:: TASK DATA

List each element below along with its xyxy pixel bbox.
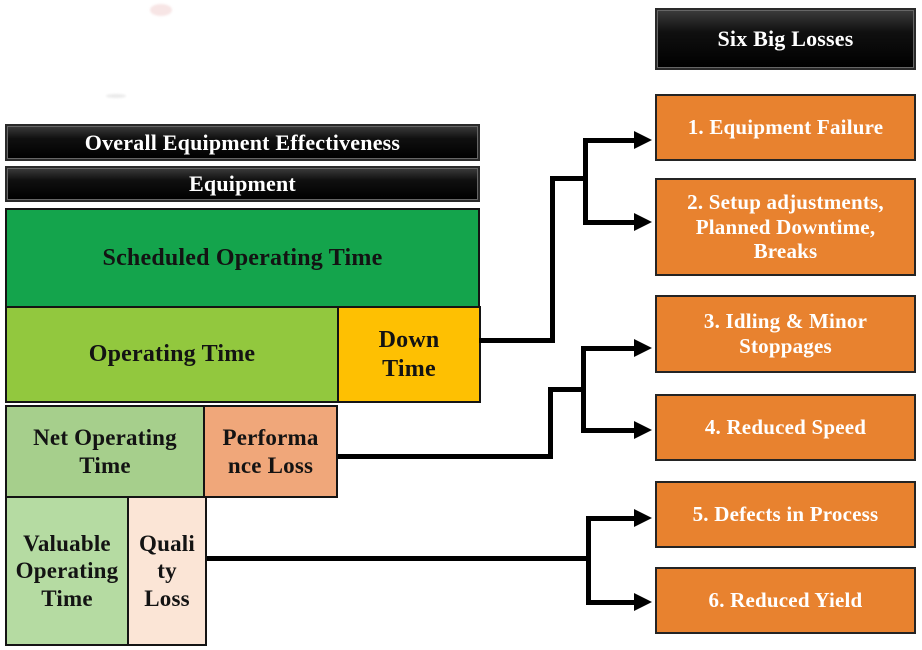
loss-box-1-equipment-failure: 1. Equipment Failure [655, 94, 916, 161]
loss-box-6-label: 6. Reduced Yield [708, 588, 863, 613]
bar-down-time: Down Time [337, 306, 481, 403]
loss-box-6-reduced-yield: 6. Reduced Yield [655, 567, 916, 634]
bar-quality-loss: Quali ty Loss [127, 496, 207, 646]
arrow-right-icon [634, 421, 652, 439]
equipment-header-label: Equipment [189, 171, 296, 197]
connector-line [550, 176, 555, 343]
connector-line [548, 387, 553, 459]
loss-box-1-label: 1. Equipment Failure [687, 115, 884, 140]
oee-header-bar: Overall Equipment Effectiveness [5, 124, 480, 161]
arrow-right-icon [634, 131, 652, 149]
bar-performance-loss-label: Performa nce Loss [222, 425, 319, 478]
connector-line [581, 428, 635, 433]
stray-mark [106, 94, 126, 98]
equipment-header-bar: Equipment [5, 166, 480, 202]
bar-scheduled-operating-time: Scheduled Operating Time [5, 208, 480, 308]
loss-box-4-label: 4. Reduced Speed [704, 415, 867, 440]
loss-box-5-defects-in-process: 5. Defects in Process [655, 481, 916, 548]
connector-line [338, 454, 553, 459]
connector-line [207, 556, 591, 561]
loss-box-2-label: 2. Setup adjustments, Planned Downtime, … [687, 189, 884, 264]
loss-box-5-label: 5. Defects in Process [692, 502, 879, 527]
loss-box-3-idling-minor-stoppages: 3. Idling & Minor Stoppages [655, 295, 916, 373]
connector-line [586, 600, 635, 605]
connector-line [548, 387, 586, 392]
connector-line [581, 346, 586, 433]
connector-line [479, 338, 555, 343]
bar-operating-time-label: Operating Time [88, 341, 256, 368]
bar-performance-loss: Performa nce Loss [203, 405, 338, 498]
arrow-right-icon [634, 593, 652, 611]
connector-line [586, 516, 591, 605]
connector-line [550, 176, 588, 181]
arrow-right-icon [634, 339, 652, 357]
connector-line [581, 346, 635, 351]
connector-line [586, 516, 635, 521]
connector-line [583, 138, 588, 225]
loss-box-4-reduced-speed: 4. Reduced Speed [655, 394, 916, 461]
arrow-right-icon [634, 509, 652, 527]
oee-header-label: Overall Equipment Effectiveness [84, 129, 401, 155]
six-big-losses-header-label: Six Big Losses [717, 26, 854, 52]
bar-operating-time: Operating Time [5, 306, 339, 403]
connector-line [583, 138, 635, 143]
bar-scheduled-operating-time-label: Scheduled Operating Time [102, 244, 383, 271]
bar-down-time-label: Down Time [378, 327, 440, 382]
bar-valuable-operating-time-label: Valuable Operating Time [15, 531, 119, 611]
loss-box-3-label: 3. Idling & Minor Stoppages [703, 309, 868, 358]
bar-valuable-operating-time: Valuable Operating Time [5, 496, 129, 646]
bar-quality-loss-label: Quali ty Loss [139, 531, 195, 611]
loss-box-2-setup-adjustments: 2. Setup adjustments, Planned Downtime, … [655, 178, 916, 276]
bar-net-operating-time-label: Net Operating Time [33, 425, 177, 478]
stray-mark [150, 4, 172, 16]
connector-line [583, 220, 635, 225]
bar-net-operating-time: Net Operating Time [5, 405, 205, 498]
arrow-right-icon [634, 213, 652, 231]
six-big-losses-header: Six Big Losses [655, 8, 916, 70]
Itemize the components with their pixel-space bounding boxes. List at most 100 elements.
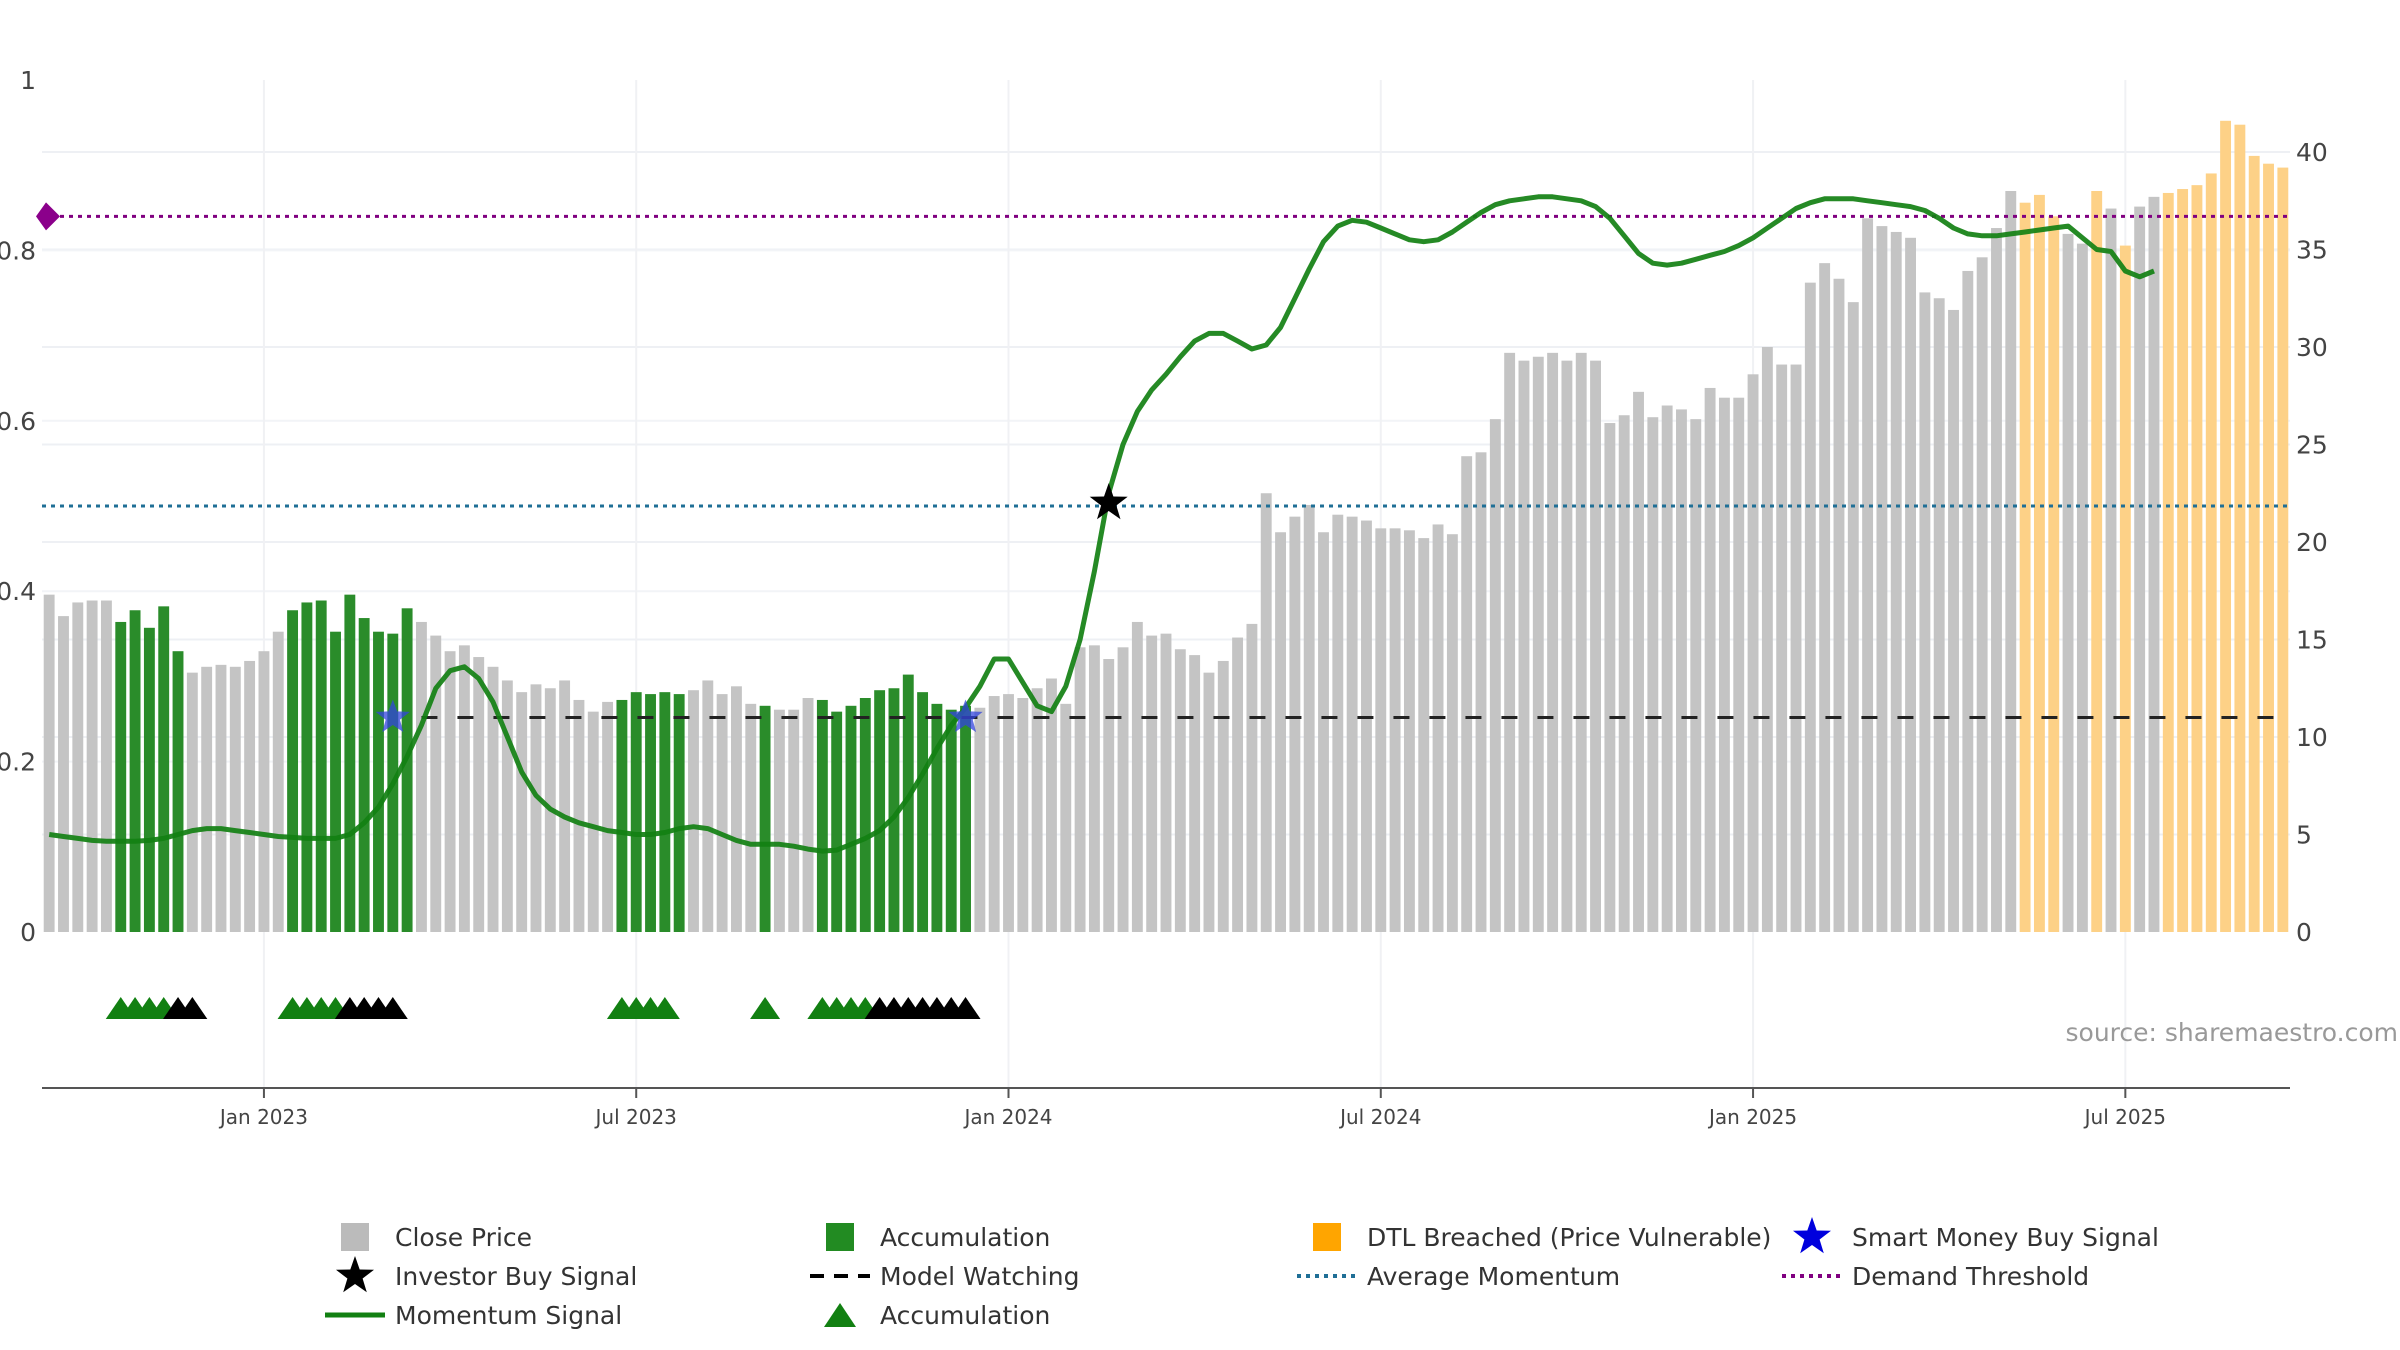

::::

== GOAL ==
Quote the lines exactly, everything from the line containing "loss-box-1-equipment-failure: 1. Equipment" down to the line containing "bar-performance-loss: Performa nce", both included.

== EXERCISE SOLUTION ==
loss-box-1-equipment-failure: 1. Equipment Failure [655, 94, 916, 161]
loss-box-6-label: 6. Reduced Yield [708, 588, 863, 613]
bar-down-time: Down Time [337, 306, 481, 403]
loss-box-6-reduced-yield: 6. Reduced Yield [655, 567, 916, 634]
bar-quality-loss: Quali ty Loss [127, 496, 207, 646]
arrow-right-icon [634, 421, 652, 439]
equipment-header-label: Equipment [189, 171, 296, 197]
connector-line [550, 176, 555, 343]
connector-line [548, 387, 553, 459]
loss-box-1-label: 1. Equipment Failure [687, 115, 884, 140]
oee-header-bar: Overall Equipment Effectiveness [5, 124, 480, 161]
arrow-right-icon [634, 131, 652, 149]
bar-performance-loss-label: Performa nce Loss [222, 425, 319, 478]
connector-line [581, 428, 635, 433]
stray-mark [106, 94, 126, 98]
equipment-header-bar: Equipment [5, 166, 480, 202]
bar-scheduled-operating-time: Scheduled Operating Time [5, 208, 480, 308]
loss-box-4-label: 4. Reduced Speed [704, 415, 867, 440]
loss-box-5-defects-in-process: 5. Defects in Process [655, 481, 916, 548]
connector-line [338, 454, 553, 459]
connector-line [207, 556, 591, 561]
loss-box-2-label: 2. Setup adjustments, Planned Downtime, … [687, 189, 884, 264]
loss-box-5-label: 5. Defects in Process [692, 502, 879, 527]
loss-box-3-idling-minor-stoppages: 3. Idling & Minor Stoppages [655, 295, 916, 373]
connector-line [586, 600, 635, 605]
connector-line [548, 387, 586, 392]
connector-line [581, 346, 586, 433]
connector-line [479, 338, 555, 343]
bar-operating-time-label: Operating Time [88, 341, 256, 368]
bar-performance-loss: Performa nce Loss [203, 405, 338, 498]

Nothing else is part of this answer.